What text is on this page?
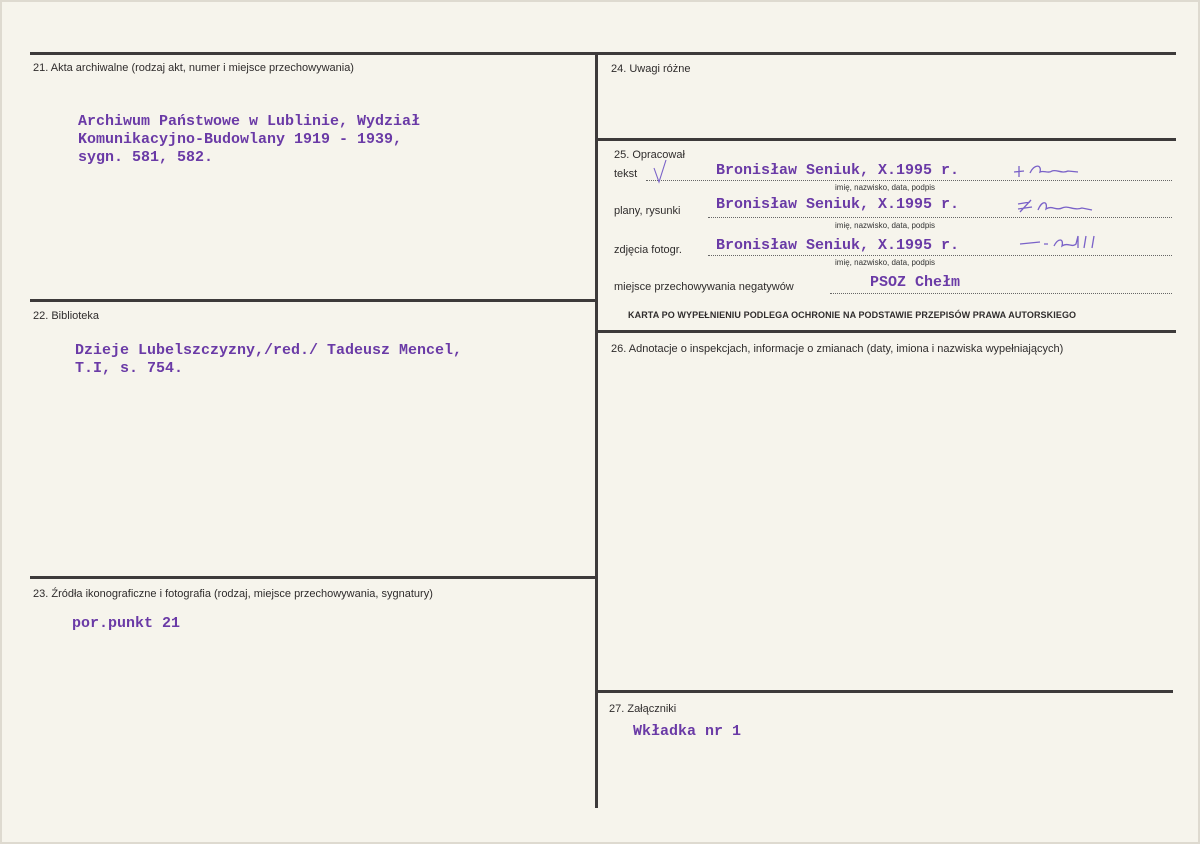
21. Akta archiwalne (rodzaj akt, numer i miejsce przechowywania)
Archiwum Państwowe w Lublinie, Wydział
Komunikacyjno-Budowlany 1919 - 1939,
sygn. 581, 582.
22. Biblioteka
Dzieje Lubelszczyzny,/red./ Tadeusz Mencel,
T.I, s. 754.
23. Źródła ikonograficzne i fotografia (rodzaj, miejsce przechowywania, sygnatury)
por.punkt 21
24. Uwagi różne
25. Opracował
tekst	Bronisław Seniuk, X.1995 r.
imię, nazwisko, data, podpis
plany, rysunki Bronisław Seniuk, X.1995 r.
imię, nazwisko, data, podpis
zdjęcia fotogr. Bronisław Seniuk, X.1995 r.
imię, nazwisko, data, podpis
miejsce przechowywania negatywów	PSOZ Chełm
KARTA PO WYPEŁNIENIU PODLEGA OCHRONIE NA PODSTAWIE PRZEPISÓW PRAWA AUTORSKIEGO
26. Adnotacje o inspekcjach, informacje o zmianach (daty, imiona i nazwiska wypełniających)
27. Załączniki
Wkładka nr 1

┄┄┄┄┄┄┄┄┄┄┄┄┄┄┄┄┄┄┄┄

#### [The task]
Pull out each line of the entries that contains "Seniuk".

#### [Solution to the problem]
tekst	Bronisław Seniuk, X.1995 r.
plany, rysunki Bronisław Seniuk, X.1995 r.
zdjęcia fotogr. Bronisław Seniuk, X.1995 r.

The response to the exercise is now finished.